Exactly as they appear, output all of the records. Skip any images.

'''

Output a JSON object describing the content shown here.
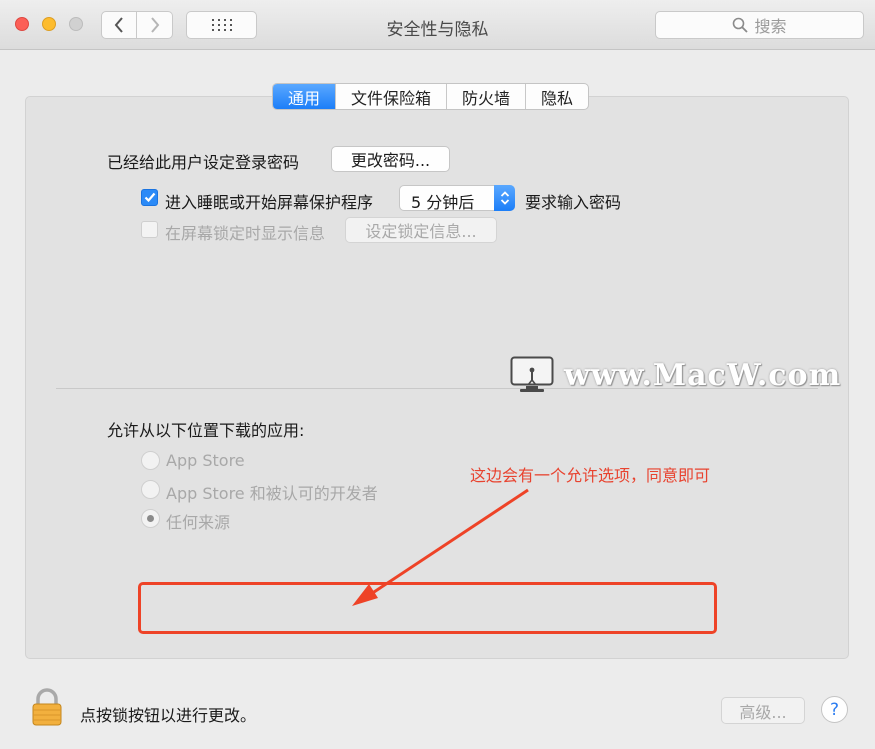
{
  "window": {
    "title": "安全性与隐私"
  },
  "toolbar": {
    "search_placeholder": "搜索"
  },
  "tabs": [
    {
      "label": "通用",
      "active": true
    },
    {
      "label": "文件保险箱",
      "active": false
    },
    {
      "label": "防火墙",
      "active": false
    },
    {
      "label": "隐私",
      "active": false
    }
  ],
  "general": {
    "password_set_label": "已经给此用户设定登录密码",
    "change_password_button": "更改密码...",
    "require_password_label": "进入睡眠或开始屏幕保护程序",
    "require_password_checked": true,
    "require_password_delay": "5 分钟后",
    "require_password_suffix": "要求输入密码",
    "show_message_label": "在屏幕锁定时显示信息",
    "show_message_checked": false,
    "set_lock_message_button": "设定锁定信息..."
  },
  "gatekeeper": {
    "heading": "允许从以下位置下载的应用:",
    "options": [
      {
        "label": "App Store",
        "selected": false
      },
      {
        "label": "App Store 和被认可的开发者",
        "selected": false
      },
      {
        "label": "任何来源",
        "selected": true
      }
    ]
  },
  "watermark": {
    "text": "www.MacW.com"
  },
  "annotation": {
    "note": "这边会有一个允许选项，同意即可",
    "color": "#e8432f"
  },
  "footer": {
    "lock_text": "点按锁按钮以进行更改。",
    "advanced_button": "高级...",
    "help_button": "?"
  },
  "colors": {
    "accent": "#1c7ef8",
    "annotation_red": "#ee4327"
  },
  "icons": [
    "back-arrow-icon",
    "forward-arrow-icon",
    "grid-icon",
    "search-icon",
    "checkmark-icon",
    "updown-arrows-icon",
    "monitor-logo-icon",
    "lock-icon",
    "help-icon"
  ]
}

'''

» COMPLETED TASK
Output a JSON object describing the content shown here.
{
  "window": {
    "title": "安全性与隐私"
  },
  "toolbar": {
    "search_placeholder": "搜索"
  },
  "tabs": [
    {
      "label": "通用",
      "active": true
    },
    {
      "label": "文件保险箱",
      "active": false
    },
    {
      "label": "防火墙",
      "active": false
    },
    {
      "label": "隐私",
      "active": false
    }
  ],
  "general": {
    "password_set_label": "已经给此用户设定登录密码",
    "change_password_button": "更改密码...",
    "require_password_label": "进入睡眠或开始屏幕保护程序",
    "require_password_checked": true,
    "require_password_delay": "5 分钟后",
    "require_password_suffix": "要求输入密码",
    "show_message_label": "在屏幕锁定时显示信息",
    "show_message_checked": false,
    "set_lock_message_button": "设定锁定信息..."
  },
  "gatekeeper": {
    "heading": "允许从以下位置下载的应用:",
    "options": [
      {
        "label": "App Store",
        "selected": false
      },
      {
        "label": "App Store 和被认可的开发者",
        "selected": false
      },
      {
        "label": "任何来源",
        "selected": true
      }
    ]
  },
  "watermark": {
    "text": "www.MacW.com"
  },
  "annotation": {
    "note": "这边会有一个允许选项，同意即可",
    "color": "#e8432f"
  },
  "footer": {
    "lock_text": "点按锁按钮以进行更改。",
    "advanced_button": "高级...",
    "help_button": "?"
  },
  "colors": {
    "accent": "#1c7ef8",
    "annotation_red": "#ee4327"
  },
  "icons": [
    "back-arrow-icon",
    "forward-arrow-icon",
    "grid-icon",
    "search-icon",
    "checkmark-icon",
    "updown-arrows-icon",
    "monitor-logo-icon",
    "lock-icon",
    "help-icon"
  ]
}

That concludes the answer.